#### SUPPLIED INFORMATION ####

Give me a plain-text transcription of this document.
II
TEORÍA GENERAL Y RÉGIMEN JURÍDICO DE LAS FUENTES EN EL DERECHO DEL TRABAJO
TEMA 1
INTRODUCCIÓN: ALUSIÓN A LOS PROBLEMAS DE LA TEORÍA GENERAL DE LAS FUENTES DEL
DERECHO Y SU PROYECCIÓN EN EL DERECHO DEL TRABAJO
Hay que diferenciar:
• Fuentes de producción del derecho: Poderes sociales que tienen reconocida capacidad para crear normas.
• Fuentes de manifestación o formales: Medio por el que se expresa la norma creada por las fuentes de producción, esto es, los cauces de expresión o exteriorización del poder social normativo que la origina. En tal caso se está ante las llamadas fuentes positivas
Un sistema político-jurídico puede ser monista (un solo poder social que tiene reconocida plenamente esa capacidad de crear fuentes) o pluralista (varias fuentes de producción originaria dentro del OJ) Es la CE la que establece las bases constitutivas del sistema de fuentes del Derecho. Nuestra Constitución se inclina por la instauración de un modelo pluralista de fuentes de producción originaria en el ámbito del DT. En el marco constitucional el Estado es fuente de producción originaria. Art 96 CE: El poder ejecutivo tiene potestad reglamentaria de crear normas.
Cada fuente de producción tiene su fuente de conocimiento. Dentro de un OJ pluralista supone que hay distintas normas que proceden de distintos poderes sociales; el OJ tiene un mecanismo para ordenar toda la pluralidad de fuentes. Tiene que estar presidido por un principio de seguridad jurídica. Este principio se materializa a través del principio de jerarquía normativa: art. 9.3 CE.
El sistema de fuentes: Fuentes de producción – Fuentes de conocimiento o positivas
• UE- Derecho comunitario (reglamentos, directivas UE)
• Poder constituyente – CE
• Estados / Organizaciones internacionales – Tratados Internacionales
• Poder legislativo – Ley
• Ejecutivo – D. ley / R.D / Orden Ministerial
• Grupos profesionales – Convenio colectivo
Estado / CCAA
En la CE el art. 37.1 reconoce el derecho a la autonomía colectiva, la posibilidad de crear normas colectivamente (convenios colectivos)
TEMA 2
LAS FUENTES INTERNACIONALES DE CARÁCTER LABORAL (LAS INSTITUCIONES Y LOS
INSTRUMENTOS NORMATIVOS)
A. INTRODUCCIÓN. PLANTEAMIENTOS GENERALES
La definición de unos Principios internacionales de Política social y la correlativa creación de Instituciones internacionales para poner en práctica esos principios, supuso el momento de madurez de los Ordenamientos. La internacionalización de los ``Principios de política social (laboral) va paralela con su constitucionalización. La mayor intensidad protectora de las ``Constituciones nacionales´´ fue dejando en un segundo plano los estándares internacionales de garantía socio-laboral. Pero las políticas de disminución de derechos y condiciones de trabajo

####

__GIVEN EXERCISE__
Write out every line exactly as it stands.

__EXPECTED ANSWER__
Give me a plain-text transcription of this document.
II
TEORÍA GENERAL Y RÉGIMEN JURÍDICO DE LAS FUENTES EN EL DERECHO DEL TRABAJO
TEMA 1
INTRODUCCIÓN: ALUSIÓN A LOS PROBLEMAS DE LA TEORÍA GENERAL DE LAS FUENTES DEL
DERECHO Y SU PROYECCIÓN EN EL DERECHO DEL TRABAJO
Hay que diferenciar:
• Fuentes de producción del derecho: Poderes sociales que tienen reconocida capacidad para crear normas.
• Fuentes de manifestación o formales: Medio por el que se expresa la norma creada por las fuentes de producción, esto es, los cauces de expresión o exteriorización del poder social normativo que la origina. En tal caso se está ante las llamadas fuentes positivas
Un sistema político-jurídico puede ser monista (un solo poder social que tiene reconocida plenamente esa capacidad de crear fuentes) o pluralista (varias fuentes de producción originaria dentro del OJ) Es la CE la que establece las bases constitutivas del sistema de fuentes del Derecho. Nuestra Constitución se inclina por la instauración de un modelo pluralista de fuentes de producción originaria en el ámbito del DT. En el marco constitucional el Estado es fuente de producción originaria. Art 96 CE: El poder ejecutivo tiene potestad reglamentaria de crear normas.
Cada fuente de producción tiene su fuente de conocimiento. Dentro de un OJ pluralista supone que hay distintas normas que proceden de distintos poderes sociales; el OJ tiene un mecanismo para ordenar toda la pluralidad de fuentes. Tiene que estar presidido por un principio de seguridad jurídica. Este principio se materializa a través del principio de jerarquía normativa: art. 9.3 CE.
El sistema de fuentes: Fuentes de producción – Fuentes de conocimiento o positivas
• UE- Derecho comunitario (reglamentos, directivas UE)
• Poder constituyente – CE
• Estados / Organizaciones internacionales – Tratados Internacionales
• Poder legislativo – Ley
• Ejecutivo – D. ley / R.D / Orden Ministerial
• Grupos profesionales – Convenio colectivo
Estado / CCAA
En la CE el art. 37.1 reconoce el derecho a la autonomía colectiva, la posibilidad de crear normas colectivamente (convenios colectivos)
TEMA 2
LAS FUENTES INTERNACIONALES DE CARÁCTER LABORAL (LAS INSTITUCIONES Y LOS
INSTRUMENTOS NORMATIVOS)
A. INTRODUCCIÓN. PLANTEAMIENTOS GENERALES
La definición de unos Principios internacionales de Política social y la correlativa creación de Instituciones internacionales para poner en práctica esos principios, supuso el momento de madurez de los Ordenamientos. La internacionalización de los ``Principios de política social (laboral) va paralela con su constitucionalización. La mayor intensidad protectora de las ``Constituciones nacionales´´ fue dejando en un segundo plano los estándares internacionales de garantía socio-laboral. Pero las políticas de disminución de derechos y condiciones de trabajo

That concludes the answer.